## Given problem
Repeat the listing in full. Nothing may be added or left out.

[Figure content listings]
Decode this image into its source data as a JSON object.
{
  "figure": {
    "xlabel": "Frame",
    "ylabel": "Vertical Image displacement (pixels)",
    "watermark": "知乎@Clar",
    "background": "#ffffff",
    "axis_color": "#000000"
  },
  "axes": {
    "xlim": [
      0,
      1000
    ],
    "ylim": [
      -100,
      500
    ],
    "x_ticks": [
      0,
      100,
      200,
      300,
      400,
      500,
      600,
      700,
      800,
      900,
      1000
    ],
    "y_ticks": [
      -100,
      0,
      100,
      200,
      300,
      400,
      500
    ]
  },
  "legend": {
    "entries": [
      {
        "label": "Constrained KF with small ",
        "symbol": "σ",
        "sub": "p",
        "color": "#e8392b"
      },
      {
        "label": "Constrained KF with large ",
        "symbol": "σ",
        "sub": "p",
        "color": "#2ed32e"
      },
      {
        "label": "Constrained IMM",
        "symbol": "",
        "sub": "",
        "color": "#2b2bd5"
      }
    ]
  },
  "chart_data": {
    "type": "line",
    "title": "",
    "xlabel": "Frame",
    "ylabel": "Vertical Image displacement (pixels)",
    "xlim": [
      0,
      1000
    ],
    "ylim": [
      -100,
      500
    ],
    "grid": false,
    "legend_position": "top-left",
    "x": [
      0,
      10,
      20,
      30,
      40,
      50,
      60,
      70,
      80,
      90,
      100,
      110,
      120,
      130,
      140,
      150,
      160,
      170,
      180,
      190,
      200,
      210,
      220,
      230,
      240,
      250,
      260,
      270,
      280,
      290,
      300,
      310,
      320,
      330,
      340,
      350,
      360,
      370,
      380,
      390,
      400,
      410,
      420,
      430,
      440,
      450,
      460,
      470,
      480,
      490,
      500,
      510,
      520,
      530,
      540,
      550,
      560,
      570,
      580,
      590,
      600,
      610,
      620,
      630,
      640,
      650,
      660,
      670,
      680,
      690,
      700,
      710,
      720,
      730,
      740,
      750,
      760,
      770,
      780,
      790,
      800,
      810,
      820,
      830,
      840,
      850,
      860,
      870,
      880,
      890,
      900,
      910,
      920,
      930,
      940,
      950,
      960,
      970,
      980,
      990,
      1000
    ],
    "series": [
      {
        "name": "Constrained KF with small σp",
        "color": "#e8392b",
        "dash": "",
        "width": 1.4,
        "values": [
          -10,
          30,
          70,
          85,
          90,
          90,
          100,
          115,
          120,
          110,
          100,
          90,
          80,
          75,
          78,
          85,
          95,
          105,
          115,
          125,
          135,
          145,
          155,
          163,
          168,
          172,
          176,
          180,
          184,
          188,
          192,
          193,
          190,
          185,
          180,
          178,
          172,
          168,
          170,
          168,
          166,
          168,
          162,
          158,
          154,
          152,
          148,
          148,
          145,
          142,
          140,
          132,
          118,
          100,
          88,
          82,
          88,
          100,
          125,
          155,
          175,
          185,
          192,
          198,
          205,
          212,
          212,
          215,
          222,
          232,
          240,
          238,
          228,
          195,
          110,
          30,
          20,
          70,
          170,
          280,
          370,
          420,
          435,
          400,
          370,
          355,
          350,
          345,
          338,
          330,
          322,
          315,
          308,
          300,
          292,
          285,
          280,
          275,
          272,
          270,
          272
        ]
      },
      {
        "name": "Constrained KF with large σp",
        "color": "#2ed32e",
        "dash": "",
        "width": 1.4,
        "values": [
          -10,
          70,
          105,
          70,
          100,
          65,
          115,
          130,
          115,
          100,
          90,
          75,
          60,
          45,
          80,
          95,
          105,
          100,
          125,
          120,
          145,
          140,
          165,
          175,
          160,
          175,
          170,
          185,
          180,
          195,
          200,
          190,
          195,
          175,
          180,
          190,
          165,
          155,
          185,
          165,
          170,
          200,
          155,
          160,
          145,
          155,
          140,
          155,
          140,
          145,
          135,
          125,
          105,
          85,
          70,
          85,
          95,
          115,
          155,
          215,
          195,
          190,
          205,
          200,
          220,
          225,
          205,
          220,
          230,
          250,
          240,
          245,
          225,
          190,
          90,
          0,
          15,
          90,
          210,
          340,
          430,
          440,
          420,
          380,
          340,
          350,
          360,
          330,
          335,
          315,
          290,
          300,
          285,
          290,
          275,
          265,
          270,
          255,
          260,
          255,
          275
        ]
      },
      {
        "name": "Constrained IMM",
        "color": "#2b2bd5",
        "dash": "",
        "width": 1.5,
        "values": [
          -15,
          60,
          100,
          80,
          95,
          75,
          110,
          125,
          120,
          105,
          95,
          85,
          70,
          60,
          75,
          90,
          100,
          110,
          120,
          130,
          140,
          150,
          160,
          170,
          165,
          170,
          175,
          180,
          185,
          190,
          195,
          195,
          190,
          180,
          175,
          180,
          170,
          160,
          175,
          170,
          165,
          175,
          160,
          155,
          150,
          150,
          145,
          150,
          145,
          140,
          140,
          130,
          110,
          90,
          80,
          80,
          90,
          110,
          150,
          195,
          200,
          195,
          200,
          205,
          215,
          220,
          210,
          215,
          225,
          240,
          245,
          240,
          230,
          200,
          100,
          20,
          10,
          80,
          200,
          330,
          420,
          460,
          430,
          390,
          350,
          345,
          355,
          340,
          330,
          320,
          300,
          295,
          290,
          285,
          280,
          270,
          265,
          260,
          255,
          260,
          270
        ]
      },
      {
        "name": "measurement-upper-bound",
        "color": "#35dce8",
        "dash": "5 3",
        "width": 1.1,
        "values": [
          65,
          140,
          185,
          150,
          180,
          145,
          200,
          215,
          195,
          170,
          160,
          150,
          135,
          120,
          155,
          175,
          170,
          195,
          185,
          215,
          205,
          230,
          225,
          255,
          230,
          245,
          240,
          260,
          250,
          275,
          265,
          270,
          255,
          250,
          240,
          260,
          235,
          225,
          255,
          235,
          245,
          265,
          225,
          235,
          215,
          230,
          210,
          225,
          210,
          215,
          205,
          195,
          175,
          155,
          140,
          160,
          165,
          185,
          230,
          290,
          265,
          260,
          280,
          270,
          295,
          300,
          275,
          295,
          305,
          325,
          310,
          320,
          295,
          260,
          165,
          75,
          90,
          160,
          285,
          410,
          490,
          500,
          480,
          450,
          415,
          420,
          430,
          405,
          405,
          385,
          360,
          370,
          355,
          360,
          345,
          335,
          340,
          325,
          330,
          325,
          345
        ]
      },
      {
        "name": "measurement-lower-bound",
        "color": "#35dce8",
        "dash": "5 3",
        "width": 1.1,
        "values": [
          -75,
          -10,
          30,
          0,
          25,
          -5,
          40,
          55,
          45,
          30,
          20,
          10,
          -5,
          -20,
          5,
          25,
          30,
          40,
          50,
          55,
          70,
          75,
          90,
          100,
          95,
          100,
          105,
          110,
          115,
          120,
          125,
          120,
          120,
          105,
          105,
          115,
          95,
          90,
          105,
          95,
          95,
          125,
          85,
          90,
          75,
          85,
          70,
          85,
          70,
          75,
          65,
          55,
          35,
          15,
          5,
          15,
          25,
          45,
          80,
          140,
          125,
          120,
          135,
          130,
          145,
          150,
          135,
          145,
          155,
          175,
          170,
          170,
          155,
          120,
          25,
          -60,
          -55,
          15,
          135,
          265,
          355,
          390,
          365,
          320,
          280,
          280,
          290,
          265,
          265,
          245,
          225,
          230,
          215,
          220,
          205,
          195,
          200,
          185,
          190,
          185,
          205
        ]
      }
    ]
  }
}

## Response
Decode this image into its source data as a JSON object.
{
  "figure": {
    "xlabel": "Frame",
    "ylabel": "Vertical Image displacement (pixels)",
    "watermark": "知乎@Clar",
    "background": "#ffffff",
    "axis_color": "#000000"
  },
  "axes": {
    "xlim": [
      0,
      1000
    ],
    "ylim": [
      -100,
      500
    ],
    "x_ticks": [
      0,
      100,
      200,
      300,
      400,
      500,
      600,
      700,
      800,
      900,
      1000
    ],
    "y_ticks": [
      -100,
      0,
      100,
      200,
      300,
      400,
      500
    ]
  },
  "legend": {
    "entries": [
      {
        "label": "Constrained KF with small ",
        "symbol": "σ",
        "sub": "p",
        "color": "#e8392b"
      },
      {
        "label": "Constrained KF with large ",
        "symbol": "σ",
        "sub": "p",
        "color": "#2ed32e"
      },
      {
        "label": "Constrained IMM",
        "symbol": "",
        "sub": "",
        "color": "#2b2bd5"
      }
    ]
  },
  "chart_data": {
    "type": "line",
    "title": "",
    "xlabel": "Frame",
    "ylabel": "Vertical Image displacement (pixels)",
    "xlim": [
      0,
      1000
    ],
    "ylim": [
      -100,
      500
    ],
    "grid": false,
    "legend_position": "top-left",
    "x": [
      0,
      10,
      20,
      30,
      40,
      50,
      60,
      70,
      80,
      90,
      100,
      110,
      120,
      130,
      140,
      150,
      160,
      170,
      180,
      190,
      200,
      210,
      220,
      230,
      240,
      250,
      260,
      270,
      280,
      290,
      300,
      310,
      320,
      330,
      340,
      350,
      360,
      370,
      380,
      390,
      400,
      410,
      420,
      430,
      440,
      450,
      460,
      470,
      480,
      490,
      500,
      510,
      520,
      530,
      540,
      550,
      560,
      570,
      580,
      590,
      600,
      610,
      620,
      630,
      640,
      650,
      660,
      670,
      680,
      690,
      700,
      710,
      720,
      730,
      740,
      750,
      760,
      770,
      780,
      790,
      800,
      810,
      820,
      830,
      840,
      850,
      860,
      870,
      880,
      890,
      900,
      910,
      920,
      930,
      940,
      950,
      960,
      970,
      980,
      990,
      1000
    ],
    "series": [
      {
        "name": "Constrained KF with small σp",
        "color": "#e8392b",
        "dash": "",
        "width": 1.4,
        "values": [
          -10,
          30,
          70,
          85,
          90,
          90,
          100,
          115,
          120,
          110,
          100,
          90,
          80,
          75,
          78,
          85,
          95,
          105,
          115,
          125,
          135,
          145,
          155,
          163,
          168,
          172,
          176,
          180,
          184,
          188,
          192,
          193,
          190,
          185,
          180,
          178,
          172,
          168,
          170,
          168,
          166,
          168,
          162,
          158,
          154,
          152,
          148,
          148,
          145,
          142,
          140,
          132,
          118,
          100,
          88,
          82,
          88,
          100,
          125,
          155,
          175,
          185,
          192,
          198,
          205,
          212,
          212,
          215,
          222,
          232,
          240,
          238,
          228,
          195,
          110,
          30,
          20,
          70,
          170,
          280,
          370,
          420,
          435,
          400,
          370,
          355,
          350,
          345,
          338,
          330,
          322,
          315,
          308,
          300,
          292,
          285,
          280,
          275,
          272,
          270,
          272
        ]
      },
      {
        "name": "Constrained KF with large σp",
        "color": "#2ed32e",
        "dash": "",
        "width": 1.4,
        "values": [
          -10,
          70,
          105,
          70,
          100,
          65,
          115,
          130,
          115,
          100,
          90,
          75,
          60,
          45,
          80,
          95,
          105,
          100,
          125,
          120,
          145,
          140,
          165,
          175,
          160,
          175,
          170,
          185,
          180,
          195,
          200,
          190,
          195,
          175,
          180,
          190,
          165,
          155,
          185,
          165,
          170,
          200,
          155,
          160,
          145,
          155,
          140,
          155,
          140,
          145,
          135,
          125,
          105,
          85,
          70,
          85,
          95,
          115,
          155,
          215,
          195,
          190,
          205,
          200,
          220,
          225,
          205,
          220,
          230,
          250,
          240,
          245,
          225,
          190,
          90,
          0,
          15,
          90,
          210,
          340,
          430,
          440,
          420,
          380,
          340,
          350,
          360,
          330,
          335,
          315,
          290,
          300,
          285,
          290,
          275,
          265,
          270,
          255,
          260,
          255,
          275
        ]
      },
      {
        "name": "Constrained IMM",
        "color": "#2b2bd5",
        "dash": "",
        "width": 1.5,
        "values": [
          -15,
          60,
          100,
          80,
          95,
          75,
          110,
          125,
          120,
          105,
          95,
          85,
          70,
          60,
          75,
          90,
          100,
          110,
          120,
          130,
          140,
          150,
          160,
          170,
          165,
          170,
          175,
          180,
          185,
          190,
          195,
          195,
          190,
          180,
          175,
          180,
          170,
          160,
          175,
          170,
          165,
          175,
          160,
          155,
          150,
          150,
          145,
          150,
          145,
          140,
          140,
          130,
          110,
          90,
          80,
          80,
          90,
          110,
          150,
          195,
          200,
          195,
          200,
          205,
          215,
          220,
          210,
          215,
          225,
          240,
          245,
          240,
          230,
          200,
          100,
          20,
          10,
          80,
          200,
          330,
          420,
          460,
          430,
          390,
          350,
          345,
          355,
          340,
          330,
          320,
          300,
          295,
          290,
          285,
          280,
          270,
          265,
          260,
          255,
          260,
          270
        ]
      },
      {
        "name": "measurement-upper-bound",
        "color": "#35dce8",
        "dash": "5 3",
        "width": 1.1,
        "values": [
          65,
          140,
          185,
          150,
          180,
          145,
          200,
          215,
          195,
          170,
          160,
          150,
          135,
          120,
          155,
          175,
          170,
          195,
          185,
          215,
          205,
          230,
          225,
          255,
          230,
          245,
          240,
          260,
          250,
          275,
          265,
          270,
          255,
          250,
          240,
          260,
          235,
          225,
          255,
          235,
          245,
          265,
          225,
          235,
          215,
          230,
          210,
          225,
          210,
          215,
          205,
          195,
          175,
          155,
          140,
          160,
          165,
          185,
          230,
          290,
          265,
          260,
          280,
          270,
          295,
          300,
          275,
          295,
          305,
          325,
          310,
          320,
          295,
          260,
          165,
          75,
          90,
          160,
          285,
          410,
          490,
          500,
          480,
          450,
          415,
          420,
          430,
          405,
          405,
          385,
          360,
          370,
          355,
          360,
          345,
          335,
          340,
          325,
          330,
          325,
          345
        ]
      },
      {
        "name": "measurement-lower-bound",
        "color": "#35dce8",
        "dash": "5 3",
        "width": 1.1,
        "values": [
          -75,
          -10,
          30,
          0,
          25,
          -5,
          40,
          55,
          45,
          30,
          20,
          10,
          -5,
          -20,
          5,
          25,
          30,
          40,
          50,
          55,
          70,
          75,
          90,
          100,
          95,
          100,
          105,
          110,
          115,
          120,
          125,
          120,
          120,
          105,
          105,
          115,
          95,
          90,
          105,
          95,
          95,
          125,
          85,
          90,
          75,
          85,
          70,
          85,
          70,
          75,
          65,
          55,
          35,
          15,
          5,
          15,
          25,
          45,
          80,
          140,
          125,
          120,
          135,
          130,
          145,
          150,
          135,
          145,
          155,
          175,
          170,
          170,
          155,
          120,
          25,
          -60,
          -55,
          15,
          135,
          265,
          355,
          390,
          365,
          320,
          280,
          280,
          290,
          265,
          265,
          245,
          225,
          230,
          215,
          220,
          205,
          195,
          200,
          185,
          190,
          185,
          205
        ]
      }
    ]
  }
}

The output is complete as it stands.